* _Exercise objective_
Exactly as given, repeat all of the entries.

Stored entries
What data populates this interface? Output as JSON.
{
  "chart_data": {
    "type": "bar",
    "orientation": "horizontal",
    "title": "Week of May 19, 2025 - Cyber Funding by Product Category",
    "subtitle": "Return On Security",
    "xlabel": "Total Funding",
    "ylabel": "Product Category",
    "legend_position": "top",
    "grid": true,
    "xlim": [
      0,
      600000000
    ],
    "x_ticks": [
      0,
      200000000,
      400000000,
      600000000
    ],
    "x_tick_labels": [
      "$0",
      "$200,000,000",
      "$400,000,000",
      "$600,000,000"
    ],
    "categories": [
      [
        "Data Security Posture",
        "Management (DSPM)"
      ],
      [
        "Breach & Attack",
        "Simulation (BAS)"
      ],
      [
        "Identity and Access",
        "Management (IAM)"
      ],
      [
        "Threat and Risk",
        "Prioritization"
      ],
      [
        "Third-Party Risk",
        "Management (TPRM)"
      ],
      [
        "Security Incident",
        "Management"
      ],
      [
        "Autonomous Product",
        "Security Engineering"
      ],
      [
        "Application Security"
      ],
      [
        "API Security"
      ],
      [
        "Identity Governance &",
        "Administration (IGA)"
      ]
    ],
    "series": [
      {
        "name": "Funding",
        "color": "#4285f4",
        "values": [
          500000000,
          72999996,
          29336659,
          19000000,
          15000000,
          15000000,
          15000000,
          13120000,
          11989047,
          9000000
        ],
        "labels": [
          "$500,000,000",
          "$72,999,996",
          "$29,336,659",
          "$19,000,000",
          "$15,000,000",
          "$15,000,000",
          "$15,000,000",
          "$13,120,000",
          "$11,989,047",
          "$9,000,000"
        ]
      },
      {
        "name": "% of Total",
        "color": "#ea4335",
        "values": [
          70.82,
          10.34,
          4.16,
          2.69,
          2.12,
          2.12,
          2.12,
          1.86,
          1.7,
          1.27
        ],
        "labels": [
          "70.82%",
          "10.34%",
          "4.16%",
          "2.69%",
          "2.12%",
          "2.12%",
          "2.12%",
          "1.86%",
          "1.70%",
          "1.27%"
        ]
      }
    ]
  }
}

* _Exercise solution_
What data populates this interface? Output as JSON.
{
  "chart_data": {
    "type": "bar",
    "orientation": "horizontal",
    "title": "Week of May 19, 2025 - Cyber Funding by Product Category",
    "subtitle": "Return On Security",
    "xlabel": "Total Funding",
    "ylabel": "Product Category",
    "legend_position": "top",
    "grid": true,
    "xlim": [
      0,
      600000000
    ],
    "x_ticks": [
      0,
      200000000,
      400000000,
      600000000
    ],
    "x_tick_labels": [
      "$0",
      "$200,000,000",
      "$400,000,000",
      "$600,000,000"
    ],
    "categories": [
      [
        "Data Security Posture",
        "Management (DSPM)"
      ],
      [
        "Breach & Attack",
        "Simulation (BAS)"
      ],
      [
        "Identity and Access",
        "Management (IAM)"
      ],
      [
        "Threat and Risk",
        "Prioritization"
      ],
      [
        "Third-Party Risk",
        "Management (TPRM)"
      ],
      [
        "Security Incident",
        "Management"
      ],
      [
        "Autonomous Product",
        "Security Engineering"
      ],
      [
        "Application Security"
      ],
      [
        "API Security"
      ],
      [
        "Identity Governance &",
        "Administration (IGA)"
      ]
    ],
    "series": [
      {
        "name": "Funding",
        "color": "#4285f4",
        "values": [
          500000000,
          72999996,
          29336659,
          19000000,
          15000000,
          15000000,
          15000000,
          13120000,
          11989047,
          9000000
        ],
        "labels": [
          "$500,000,000",
          "$72,999,996",
          "$29,336,659",
          "$19,000,000",
          "$15,000,000",
          "$15,000,000",
          "$15,000,000",
          "$13,120,000",
          "$11,989,047",
          "$9,000,000"
        ]
      },
      {
        "name": "% of Total",
        "color": "#ea4335",
        "values": [
          70.82,
          10.34,
          4.16,
          2.69,
          2.12,
          2.12,
          2.12,
          1.86,
          1.7,
          1.27
        ],
        "labels": [
          "70.82%",
          "10.34%",
          "4.16%",
          "2.69%",
          "2.12%",
          "2.12%",
          "2.12%",
          "1.86%",
          "1.70%",
          "1.27%"
        ]
      }
    ]
  }
}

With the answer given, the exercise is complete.